> **Problem to solve**
Retype the data that follows line by line, exactly, and leave its pictures out.

┏━━

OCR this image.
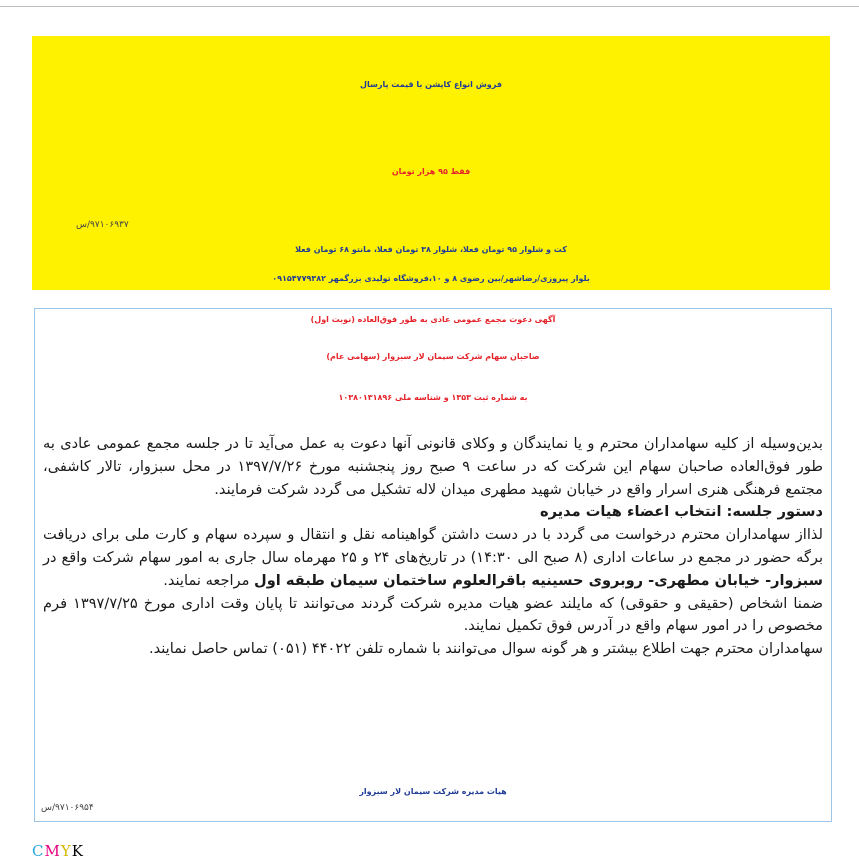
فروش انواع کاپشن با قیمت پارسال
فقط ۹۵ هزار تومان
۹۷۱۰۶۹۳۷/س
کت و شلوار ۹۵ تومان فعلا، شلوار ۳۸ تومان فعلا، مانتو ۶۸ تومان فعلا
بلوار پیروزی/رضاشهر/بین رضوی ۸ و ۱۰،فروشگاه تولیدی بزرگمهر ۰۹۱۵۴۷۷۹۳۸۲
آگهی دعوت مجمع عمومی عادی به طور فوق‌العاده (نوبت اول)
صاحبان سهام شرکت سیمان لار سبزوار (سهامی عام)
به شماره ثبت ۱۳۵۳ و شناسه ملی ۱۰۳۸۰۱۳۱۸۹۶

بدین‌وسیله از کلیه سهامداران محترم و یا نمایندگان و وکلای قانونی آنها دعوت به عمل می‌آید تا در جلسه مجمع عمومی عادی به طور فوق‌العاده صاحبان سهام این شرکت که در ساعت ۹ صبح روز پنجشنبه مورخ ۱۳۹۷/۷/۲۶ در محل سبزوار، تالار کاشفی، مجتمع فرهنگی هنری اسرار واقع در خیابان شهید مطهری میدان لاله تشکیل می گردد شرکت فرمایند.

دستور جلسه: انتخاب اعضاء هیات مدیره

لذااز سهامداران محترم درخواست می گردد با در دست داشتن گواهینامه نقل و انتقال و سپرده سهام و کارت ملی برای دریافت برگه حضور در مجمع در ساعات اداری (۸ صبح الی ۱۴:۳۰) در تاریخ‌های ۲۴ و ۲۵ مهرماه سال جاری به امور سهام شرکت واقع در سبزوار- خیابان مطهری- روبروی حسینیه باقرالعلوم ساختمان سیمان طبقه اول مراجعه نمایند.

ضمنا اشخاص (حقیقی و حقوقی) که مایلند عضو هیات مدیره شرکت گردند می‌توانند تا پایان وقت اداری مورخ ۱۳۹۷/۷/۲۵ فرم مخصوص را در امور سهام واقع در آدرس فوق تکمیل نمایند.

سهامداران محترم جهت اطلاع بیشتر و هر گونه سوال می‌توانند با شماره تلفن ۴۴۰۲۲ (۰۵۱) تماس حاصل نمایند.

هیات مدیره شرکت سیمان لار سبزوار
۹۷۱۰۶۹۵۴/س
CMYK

┗━━

> **Reply**
OCR this image.
فروش انواع کاپشن با قیمت پارسال
فقط ۹۵ هزار تومان
۹۷۱۰۶۹۳۷/س
کت و شلوار ۹۵ تومان فعلا، شلوار ۳۸ تومان فعلا، مانتو ۶۸ تومان فعلا
بلوار پیروزی/رضاشهر/بین رضوی ۸ و ۱۰،فروشگاه تولیدی بزرگمهر ۰۹۱۵۴۷۷۹۳۸۲
آگهی دعوت مجمع عمومی عادی به طور فوق‌العاده (نوبت اول)
صاحبان سهام شرکت سیمان لار سبزوار (سهامی عام)
به شماره ثبت ۱۳۵۳ و شناسه ملی ۱۰۳۸۰۱۳۱۸۹۶

بدین‌وسیله از کلیه سهامداران محترم و یا نمایندگان و وکلای قانونی آنها دعوت به عمل می‌آید تا در جلسه مجمع عمومی عادی به طور فوق‌العاده صاحبان سهام این شرکت که در ساعت ۹ صبح روز پنجشنبه مورخ ۱۳۹۷/۷/۲۶ در محل سبزوار، تالار کاشفی، مجتمع فرهنگی هنری اسرار واقع در خیابان شهید مطهری میدان لاله تشکیل می گردد شرکت فرمایند.

دستور جلسه: انتخاب اعضاء هیات مدیره

لذااز سهامداران محترم درخواست می گردد با در دست داشتن گواهینامه نقل و انتقال و سپرده سهام و کارت ملی برای دریافت برگه حضور در مجمع در ساعات اداری (۸ صبح الی ۱۴:۳۰) در تاریخ‌های ۲۴ و ۲۵ مهرماه سال جاری به امور سهام شرکت واقع در سبزوار- خیابان مطهری- روبروی حسینیه باقرالعلوم ساختمان سیمان طبقه اول مراجعه نمایند.

ضمنا اشخاص (حقیقی و حقوقی) که مایلند عضو هیات مدیره شرکت گردند می‌توانند تا پایان وقت اداری مورخ ۱۳۹۷/۷/۲۵ فرم مخصوص را در امور سهام واقع در آدرس فوق تکمیل نمایند.

سهامداران محترم جهت اطلاع بیشتر و هر گونه سوال می‌توانند با شماره تلفن ۴۴۰۲۲ (۰۵۱) تماس حاصل نمایند.

هیات مدیره شرکت سیمان لار سبزوار
۹۷۱۰۶۹۵۴/س
CMYK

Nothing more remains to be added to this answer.